'''

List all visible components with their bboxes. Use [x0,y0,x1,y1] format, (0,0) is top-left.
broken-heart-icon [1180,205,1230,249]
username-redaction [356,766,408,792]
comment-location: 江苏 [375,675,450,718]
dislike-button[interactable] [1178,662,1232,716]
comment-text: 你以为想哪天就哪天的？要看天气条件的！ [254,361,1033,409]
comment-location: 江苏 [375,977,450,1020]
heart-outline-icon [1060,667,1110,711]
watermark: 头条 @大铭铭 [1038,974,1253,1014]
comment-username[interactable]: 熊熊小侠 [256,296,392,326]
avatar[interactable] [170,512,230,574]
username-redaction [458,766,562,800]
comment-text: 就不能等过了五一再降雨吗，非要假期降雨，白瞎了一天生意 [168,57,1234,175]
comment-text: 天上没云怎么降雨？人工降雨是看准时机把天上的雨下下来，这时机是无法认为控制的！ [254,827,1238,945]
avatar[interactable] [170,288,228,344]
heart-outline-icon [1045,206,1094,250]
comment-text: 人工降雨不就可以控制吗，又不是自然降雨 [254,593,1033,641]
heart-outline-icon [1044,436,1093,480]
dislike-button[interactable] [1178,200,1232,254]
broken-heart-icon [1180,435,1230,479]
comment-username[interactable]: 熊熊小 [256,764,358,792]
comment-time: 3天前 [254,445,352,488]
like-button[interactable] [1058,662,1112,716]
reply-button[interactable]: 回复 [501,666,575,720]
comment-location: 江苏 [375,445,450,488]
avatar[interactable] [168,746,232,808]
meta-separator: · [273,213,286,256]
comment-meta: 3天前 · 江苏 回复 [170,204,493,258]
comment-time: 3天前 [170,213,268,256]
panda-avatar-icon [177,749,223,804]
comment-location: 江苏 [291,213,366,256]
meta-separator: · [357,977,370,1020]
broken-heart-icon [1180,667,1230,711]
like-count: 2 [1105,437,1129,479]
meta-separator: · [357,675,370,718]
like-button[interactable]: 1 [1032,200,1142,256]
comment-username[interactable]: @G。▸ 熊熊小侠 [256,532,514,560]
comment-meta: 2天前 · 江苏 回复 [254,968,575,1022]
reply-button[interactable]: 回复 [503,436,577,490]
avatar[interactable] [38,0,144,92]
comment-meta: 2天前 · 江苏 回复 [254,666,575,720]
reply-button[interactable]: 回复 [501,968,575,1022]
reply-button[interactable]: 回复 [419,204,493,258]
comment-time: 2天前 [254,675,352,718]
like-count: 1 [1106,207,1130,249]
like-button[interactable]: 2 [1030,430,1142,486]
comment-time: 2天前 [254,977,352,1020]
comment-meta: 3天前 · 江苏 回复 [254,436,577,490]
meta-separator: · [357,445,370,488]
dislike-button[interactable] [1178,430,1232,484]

'''

Written instruction:
Give these rows again with every "broken-heart-icon" changed to "dislike-icon", leaving everything else as it is.

Task output:
List all visible components with their bboxes. Use [x0,y0,x1,y1] format, (0,0) is top-left.
dislike-icon [1180,205,1230,249]
username-redaction [356,766,408,792]
comment-location: 江苏 [375,675,450,718]
dislike-button[interactable] [1178,662,1232,716]
comment-text: 你以为想哪天就哪天的？要看天气条件的！ [254,361,1033,409]
comment-location: 江苏 [375,977,450,1020]
heart-outline-icon [1060,667,1110,711]
watermark: 头条 @大铭铭 [1038,974,1253,1014]
comment-username[interactable]: 熊熊小侠 [256,296,392,326]
avatar[interactable] [170,512,230,574]
username-redaction [458,766,562,800]
comment-text: 就不能等过了五一再降雨吗，非要假期降雨，白瞎了一天生意 [168,57,1234,175]
comment-text: 天上没云怎么降雨？人工降雨是看准时机把天上的雨下下来，这时机是无法认为控制的！ [254,827,1238,945]
avatar[interactable] [170,288,228,344]
heart-outline-icon [1045,206,1094,250]
comment-text: 人工降雨不就可以控制吗，又不是自然降雨 [254,593,1033,641]
heart-outline-icon [1044,436,1093,480]
dislike-button[interactable] [1178,200,1232,254]
dislike-icon [1180,435,1230,479]
comment-username[interactable]: 熊熊小 [256,764,358,792]
comment-time: 3天前 [254,445,352,488]
like-button[interactable] [1058,662,1112,716]
reply-button[interactable]: 回复 [501,666,575,720]
comment-location: 江苏 [375,445,450,488]
avatar[interactable] [168,746,232,808]
meta-separator: · [273,213,286,256]
comment-meta: 3天前 · 江苏 回复 [170,204,493,258]
comment-time: 3天前 [170,213,268,256]
panda-avatar-icon [177,749,223,804]
comment-location: 江苏 [291,213,366,256]
meta-separator: · [357,977,370,1020]
dislike-icon [1180,667,1230,711]
like-count: 2 [1105,437,1129,479]
meta-separator: · [357,675,370,718]
like-button[interactable]: 1 [1032,200,1142,256]
comment-username[interactable]: @G。▸ 熊熊小侠 [256,532,514,560]
comment-meta: 2天前 · 江苏 回复 [254,968,575,1022]
reply-button[interactable]: 回复 [503,436,577,490]
avatar[interactable] [38,0,144,92]
comment-meta: 2天前 · 江苏 回复 [254,666,575,720]
reply-button[interactable]: 回复 [501,968,575,1022]
reply-button[interactable]: 回复 [419,204,493,258]
comment-time: 2天前 [254,675,352,718]
like-count: 1 [1106,207,1130,249]
like-button[interactable]: 2 [1030,430,1142,486]
comment-time: 2天前 [254,977,352,1020]
comment-meta: 3天前 · 江苏 回复 [254,436,577,490]
meta-separator: · [357,445,370,488]
dislike-button[interactable] [1178,430,1232,484]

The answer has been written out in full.